**Stated goal**
Copy whichever lines contain the string "Poruchy".
═══ Supplied material ═══
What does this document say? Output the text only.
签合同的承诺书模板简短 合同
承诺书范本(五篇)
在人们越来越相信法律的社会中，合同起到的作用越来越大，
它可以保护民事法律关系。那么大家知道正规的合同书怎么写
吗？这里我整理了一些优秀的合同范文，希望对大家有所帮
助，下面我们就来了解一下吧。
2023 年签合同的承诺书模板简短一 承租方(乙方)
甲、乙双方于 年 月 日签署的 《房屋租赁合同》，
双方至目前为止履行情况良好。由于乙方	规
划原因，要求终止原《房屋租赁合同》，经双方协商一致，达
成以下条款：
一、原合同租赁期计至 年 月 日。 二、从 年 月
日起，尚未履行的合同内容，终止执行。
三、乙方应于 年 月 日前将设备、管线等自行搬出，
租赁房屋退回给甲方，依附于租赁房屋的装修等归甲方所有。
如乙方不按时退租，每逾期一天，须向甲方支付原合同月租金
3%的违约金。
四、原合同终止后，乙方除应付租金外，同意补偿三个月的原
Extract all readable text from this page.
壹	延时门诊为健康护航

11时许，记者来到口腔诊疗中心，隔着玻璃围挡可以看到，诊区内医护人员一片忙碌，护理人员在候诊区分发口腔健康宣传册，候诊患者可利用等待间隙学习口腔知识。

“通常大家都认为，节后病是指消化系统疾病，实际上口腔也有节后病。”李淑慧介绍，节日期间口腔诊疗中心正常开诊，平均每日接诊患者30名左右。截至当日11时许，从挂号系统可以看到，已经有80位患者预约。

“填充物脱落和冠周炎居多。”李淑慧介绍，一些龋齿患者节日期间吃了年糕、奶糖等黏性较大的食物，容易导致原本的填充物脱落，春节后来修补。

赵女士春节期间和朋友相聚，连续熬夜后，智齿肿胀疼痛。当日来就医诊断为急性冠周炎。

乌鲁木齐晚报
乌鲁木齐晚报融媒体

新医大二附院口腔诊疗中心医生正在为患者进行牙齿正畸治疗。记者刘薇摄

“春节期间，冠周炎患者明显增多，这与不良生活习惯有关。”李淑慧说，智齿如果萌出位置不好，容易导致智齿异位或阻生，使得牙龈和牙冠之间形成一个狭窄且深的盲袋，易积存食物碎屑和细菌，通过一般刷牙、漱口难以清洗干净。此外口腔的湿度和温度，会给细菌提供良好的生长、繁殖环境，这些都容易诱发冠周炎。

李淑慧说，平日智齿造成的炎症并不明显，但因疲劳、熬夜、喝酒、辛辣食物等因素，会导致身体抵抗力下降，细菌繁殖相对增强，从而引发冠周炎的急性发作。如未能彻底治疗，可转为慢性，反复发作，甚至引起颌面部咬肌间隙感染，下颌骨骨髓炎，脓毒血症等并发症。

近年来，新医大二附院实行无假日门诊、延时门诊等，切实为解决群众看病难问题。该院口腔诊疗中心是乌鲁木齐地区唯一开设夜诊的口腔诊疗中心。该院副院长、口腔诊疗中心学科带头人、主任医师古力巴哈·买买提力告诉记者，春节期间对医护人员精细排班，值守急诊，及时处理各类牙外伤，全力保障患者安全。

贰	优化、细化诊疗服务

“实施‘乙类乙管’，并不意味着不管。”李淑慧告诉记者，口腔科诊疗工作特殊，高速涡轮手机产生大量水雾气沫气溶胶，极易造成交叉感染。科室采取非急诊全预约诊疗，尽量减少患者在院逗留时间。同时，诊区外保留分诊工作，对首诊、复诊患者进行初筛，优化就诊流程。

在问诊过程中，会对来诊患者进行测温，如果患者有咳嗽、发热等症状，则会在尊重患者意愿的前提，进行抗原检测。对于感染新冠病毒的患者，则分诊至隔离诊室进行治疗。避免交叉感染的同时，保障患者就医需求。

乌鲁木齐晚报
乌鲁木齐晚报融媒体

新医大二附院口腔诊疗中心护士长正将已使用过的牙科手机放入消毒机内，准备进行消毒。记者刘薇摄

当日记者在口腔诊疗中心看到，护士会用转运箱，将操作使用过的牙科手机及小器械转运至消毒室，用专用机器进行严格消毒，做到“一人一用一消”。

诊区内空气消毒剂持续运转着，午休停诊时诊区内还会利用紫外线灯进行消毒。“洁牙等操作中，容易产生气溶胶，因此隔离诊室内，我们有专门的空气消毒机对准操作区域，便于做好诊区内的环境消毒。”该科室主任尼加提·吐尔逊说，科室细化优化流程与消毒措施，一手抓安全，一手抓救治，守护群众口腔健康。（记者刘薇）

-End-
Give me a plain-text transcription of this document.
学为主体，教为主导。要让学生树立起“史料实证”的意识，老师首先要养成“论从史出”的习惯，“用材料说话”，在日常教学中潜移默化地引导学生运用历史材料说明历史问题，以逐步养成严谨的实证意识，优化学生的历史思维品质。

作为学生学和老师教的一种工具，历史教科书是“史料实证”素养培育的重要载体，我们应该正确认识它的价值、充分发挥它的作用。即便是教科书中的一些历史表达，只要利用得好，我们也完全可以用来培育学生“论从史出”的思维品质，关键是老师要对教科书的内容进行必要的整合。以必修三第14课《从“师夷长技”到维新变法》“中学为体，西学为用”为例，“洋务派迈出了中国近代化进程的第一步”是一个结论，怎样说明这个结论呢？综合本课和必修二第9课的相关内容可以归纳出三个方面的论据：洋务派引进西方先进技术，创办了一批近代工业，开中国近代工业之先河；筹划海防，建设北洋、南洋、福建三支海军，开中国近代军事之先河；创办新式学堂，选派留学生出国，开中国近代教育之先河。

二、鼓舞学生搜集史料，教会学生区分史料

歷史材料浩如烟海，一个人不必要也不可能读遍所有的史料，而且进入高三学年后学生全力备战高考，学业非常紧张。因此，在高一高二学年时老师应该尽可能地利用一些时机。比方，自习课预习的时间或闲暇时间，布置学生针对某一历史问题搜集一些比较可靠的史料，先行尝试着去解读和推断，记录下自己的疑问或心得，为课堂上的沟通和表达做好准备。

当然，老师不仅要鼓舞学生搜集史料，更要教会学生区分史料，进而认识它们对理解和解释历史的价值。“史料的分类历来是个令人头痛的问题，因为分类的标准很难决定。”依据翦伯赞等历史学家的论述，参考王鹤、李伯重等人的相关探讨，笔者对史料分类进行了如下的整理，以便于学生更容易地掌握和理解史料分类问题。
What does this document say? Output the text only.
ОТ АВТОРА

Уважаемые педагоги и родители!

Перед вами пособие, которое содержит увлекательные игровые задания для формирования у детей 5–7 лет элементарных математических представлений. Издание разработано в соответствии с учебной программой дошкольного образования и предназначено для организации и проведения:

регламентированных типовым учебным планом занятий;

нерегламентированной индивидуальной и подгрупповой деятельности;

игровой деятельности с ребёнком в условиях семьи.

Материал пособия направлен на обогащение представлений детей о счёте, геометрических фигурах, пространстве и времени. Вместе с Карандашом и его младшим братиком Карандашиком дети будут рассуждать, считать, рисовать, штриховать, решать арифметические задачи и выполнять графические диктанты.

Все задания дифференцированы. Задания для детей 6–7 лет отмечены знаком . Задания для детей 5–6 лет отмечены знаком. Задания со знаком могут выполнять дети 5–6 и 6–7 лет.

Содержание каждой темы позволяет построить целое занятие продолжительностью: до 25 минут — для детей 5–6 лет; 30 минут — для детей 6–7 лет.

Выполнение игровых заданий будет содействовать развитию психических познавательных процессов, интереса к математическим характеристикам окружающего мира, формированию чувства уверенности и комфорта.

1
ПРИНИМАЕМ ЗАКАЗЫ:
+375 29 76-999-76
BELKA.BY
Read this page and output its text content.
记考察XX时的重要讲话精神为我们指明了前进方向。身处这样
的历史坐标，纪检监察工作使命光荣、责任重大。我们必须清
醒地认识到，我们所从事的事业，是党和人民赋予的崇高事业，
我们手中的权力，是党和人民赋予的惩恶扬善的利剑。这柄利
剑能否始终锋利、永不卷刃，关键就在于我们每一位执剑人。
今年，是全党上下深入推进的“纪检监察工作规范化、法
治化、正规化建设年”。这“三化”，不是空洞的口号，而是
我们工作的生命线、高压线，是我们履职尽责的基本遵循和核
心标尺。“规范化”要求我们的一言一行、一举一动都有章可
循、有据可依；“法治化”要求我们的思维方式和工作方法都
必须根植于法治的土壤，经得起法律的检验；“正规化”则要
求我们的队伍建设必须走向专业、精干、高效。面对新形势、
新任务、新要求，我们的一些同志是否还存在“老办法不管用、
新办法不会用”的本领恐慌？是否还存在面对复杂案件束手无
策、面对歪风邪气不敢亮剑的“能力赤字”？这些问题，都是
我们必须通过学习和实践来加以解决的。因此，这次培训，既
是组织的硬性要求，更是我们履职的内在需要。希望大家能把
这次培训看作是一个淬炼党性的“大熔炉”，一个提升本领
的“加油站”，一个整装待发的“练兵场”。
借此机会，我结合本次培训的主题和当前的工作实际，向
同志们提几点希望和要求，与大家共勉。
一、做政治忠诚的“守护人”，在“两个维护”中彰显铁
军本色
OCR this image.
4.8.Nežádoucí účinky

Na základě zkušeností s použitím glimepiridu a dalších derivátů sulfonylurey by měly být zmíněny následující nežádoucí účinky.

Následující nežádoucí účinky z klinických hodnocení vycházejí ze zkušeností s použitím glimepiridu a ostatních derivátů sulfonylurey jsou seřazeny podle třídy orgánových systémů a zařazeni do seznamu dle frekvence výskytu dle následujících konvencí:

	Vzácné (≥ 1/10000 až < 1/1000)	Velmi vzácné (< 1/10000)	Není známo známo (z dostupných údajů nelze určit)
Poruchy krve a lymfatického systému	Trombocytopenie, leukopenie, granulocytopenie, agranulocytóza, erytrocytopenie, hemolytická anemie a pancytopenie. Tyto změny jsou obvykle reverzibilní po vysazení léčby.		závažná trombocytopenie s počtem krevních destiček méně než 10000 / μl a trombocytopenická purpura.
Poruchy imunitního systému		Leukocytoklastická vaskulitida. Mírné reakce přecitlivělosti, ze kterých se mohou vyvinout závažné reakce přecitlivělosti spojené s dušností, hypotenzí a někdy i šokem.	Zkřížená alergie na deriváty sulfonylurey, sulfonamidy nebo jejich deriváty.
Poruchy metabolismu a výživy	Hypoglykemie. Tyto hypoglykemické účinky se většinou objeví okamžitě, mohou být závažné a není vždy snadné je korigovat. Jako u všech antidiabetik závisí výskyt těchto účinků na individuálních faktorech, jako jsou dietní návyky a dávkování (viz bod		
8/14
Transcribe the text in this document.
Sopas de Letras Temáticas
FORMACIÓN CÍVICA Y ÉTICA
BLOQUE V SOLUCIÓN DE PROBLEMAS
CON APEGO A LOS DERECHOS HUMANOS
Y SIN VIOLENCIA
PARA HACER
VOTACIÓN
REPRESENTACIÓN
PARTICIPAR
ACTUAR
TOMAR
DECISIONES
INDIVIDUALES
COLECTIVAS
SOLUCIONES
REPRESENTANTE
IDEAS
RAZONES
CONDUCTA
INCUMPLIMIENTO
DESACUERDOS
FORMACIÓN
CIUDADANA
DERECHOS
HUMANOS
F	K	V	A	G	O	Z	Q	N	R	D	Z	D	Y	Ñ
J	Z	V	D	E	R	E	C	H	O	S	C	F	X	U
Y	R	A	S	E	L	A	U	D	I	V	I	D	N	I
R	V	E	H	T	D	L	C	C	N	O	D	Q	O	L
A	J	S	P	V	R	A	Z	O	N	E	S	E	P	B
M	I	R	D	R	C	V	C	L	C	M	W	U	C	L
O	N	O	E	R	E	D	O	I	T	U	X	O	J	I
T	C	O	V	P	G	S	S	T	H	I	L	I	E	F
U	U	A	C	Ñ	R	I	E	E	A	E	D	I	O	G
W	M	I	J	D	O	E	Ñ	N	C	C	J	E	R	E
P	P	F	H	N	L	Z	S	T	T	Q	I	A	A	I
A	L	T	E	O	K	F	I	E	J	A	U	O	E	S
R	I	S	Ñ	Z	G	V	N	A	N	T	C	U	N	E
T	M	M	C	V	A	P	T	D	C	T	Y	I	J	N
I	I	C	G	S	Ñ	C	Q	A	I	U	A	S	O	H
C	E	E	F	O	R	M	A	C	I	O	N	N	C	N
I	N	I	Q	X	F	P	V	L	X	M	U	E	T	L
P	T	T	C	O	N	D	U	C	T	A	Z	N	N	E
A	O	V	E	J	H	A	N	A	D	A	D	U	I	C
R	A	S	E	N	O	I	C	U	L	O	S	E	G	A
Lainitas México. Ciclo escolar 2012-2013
═══
**Task solution**
Poruchy krve a lymfatického systému	Trombocytopenie, leukopenie, granulocytopenie, agranulocytóza, erytrocytopenie, hemolytická anemie a pancytopenie. Tyto změny jsou obvykle reverzibilní po vysazení léčby.		závažná trombocytopenie s počtem krevních destiček méně než 10000 / μl a trombocytopenická purpura.
Poruchy imunitního systému		Leukocytoklastická vaskulitida. Mírné reakce přecitlivělosti, ze kterých se mohou vyvinout závažné reakce přecitlivělosti spojené s dušností, hypotenzí a někdy i šokem.	Zkřížená alergie na deriváty sulfonylurey, sulfonamidy nebo jejich deriváty.
Poruchy metabolismu a výživy	Hypoglykemie. Tyto hypoglykemické účinky se většinou objeví okamžitě, mohou být závažné a není vždy snadné je korigovat. Jako u všech antidiabetik závisí výskyt těchto účinků na individuálních faktorech, jako jsou dietní návyky a dávkování (viz bod		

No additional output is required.